* EXERCISE TASK: Would you pull out every line of the material that contains the string "Минюстом"?

# START OF GIVEN INFORMATION

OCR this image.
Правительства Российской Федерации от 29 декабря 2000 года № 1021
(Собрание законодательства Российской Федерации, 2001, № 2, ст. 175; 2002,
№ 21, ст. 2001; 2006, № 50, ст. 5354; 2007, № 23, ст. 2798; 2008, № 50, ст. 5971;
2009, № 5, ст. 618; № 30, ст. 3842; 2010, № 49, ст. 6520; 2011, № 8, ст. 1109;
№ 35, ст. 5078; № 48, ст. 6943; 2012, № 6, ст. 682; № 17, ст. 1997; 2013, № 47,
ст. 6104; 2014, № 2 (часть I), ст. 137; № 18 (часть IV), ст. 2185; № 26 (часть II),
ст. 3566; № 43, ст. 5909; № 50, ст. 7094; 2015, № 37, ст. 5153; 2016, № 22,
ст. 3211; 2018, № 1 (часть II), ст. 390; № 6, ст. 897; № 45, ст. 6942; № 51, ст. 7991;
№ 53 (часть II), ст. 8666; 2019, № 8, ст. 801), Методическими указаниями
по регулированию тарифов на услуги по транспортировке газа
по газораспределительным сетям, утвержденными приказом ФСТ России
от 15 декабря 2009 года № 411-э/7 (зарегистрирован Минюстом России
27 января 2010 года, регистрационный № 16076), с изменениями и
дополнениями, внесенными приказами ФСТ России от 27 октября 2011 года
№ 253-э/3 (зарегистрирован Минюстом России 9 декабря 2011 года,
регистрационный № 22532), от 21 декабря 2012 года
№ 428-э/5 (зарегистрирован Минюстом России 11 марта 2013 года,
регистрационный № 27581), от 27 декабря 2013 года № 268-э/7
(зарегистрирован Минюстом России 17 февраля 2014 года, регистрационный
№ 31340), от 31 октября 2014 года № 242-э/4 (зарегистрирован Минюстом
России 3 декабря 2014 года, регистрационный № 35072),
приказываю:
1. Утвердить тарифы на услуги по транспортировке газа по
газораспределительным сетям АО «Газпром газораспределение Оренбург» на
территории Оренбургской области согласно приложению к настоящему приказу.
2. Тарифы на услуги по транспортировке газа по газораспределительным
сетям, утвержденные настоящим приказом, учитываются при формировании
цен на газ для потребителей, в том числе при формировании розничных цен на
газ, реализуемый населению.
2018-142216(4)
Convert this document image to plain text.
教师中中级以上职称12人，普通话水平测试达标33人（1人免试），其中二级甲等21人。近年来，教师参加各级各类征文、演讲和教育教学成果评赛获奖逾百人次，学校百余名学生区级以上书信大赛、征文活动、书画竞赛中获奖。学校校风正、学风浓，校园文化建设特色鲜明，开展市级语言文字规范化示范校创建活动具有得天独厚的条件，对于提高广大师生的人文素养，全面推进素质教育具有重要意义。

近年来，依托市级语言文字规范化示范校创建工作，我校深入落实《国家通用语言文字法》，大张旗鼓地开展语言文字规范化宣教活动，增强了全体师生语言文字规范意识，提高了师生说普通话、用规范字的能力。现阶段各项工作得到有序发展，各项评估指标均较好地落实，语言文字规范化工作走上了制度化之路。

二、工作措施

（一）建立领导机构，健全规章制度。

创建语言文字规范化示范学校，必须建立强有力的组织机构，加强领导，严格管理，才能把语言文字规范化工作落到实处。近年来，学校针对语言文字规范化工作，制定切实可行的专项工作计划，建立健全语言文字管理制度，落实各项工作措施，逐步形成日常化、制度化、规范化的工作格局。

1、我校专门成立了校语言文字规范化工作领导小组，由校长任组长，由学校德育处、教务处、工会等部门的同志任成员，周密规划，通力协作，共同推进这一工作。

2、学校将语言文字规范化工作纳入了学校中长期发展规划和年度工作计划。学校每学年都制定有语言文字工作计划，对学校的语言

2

# END OF GIVEN INFORMATION

* SOLUTION TO THE PROBLEM:
от 15 декабря 2009 года № 411-э/7 (зарегистрирован Минюстом России
№ 253-э/3 (зарегистрирован Минюстом России 9 декабря 2011 года,
№ 428-э/5 (зарегистрирован Минюстом России 11 марта 2013 года,
(зарегистрирован Минюстом России 17 февраля 2014 года, регистрационный
№ 31340), от 31 октября 2014 года № 242-э/4 (зарегистрирован Минюстом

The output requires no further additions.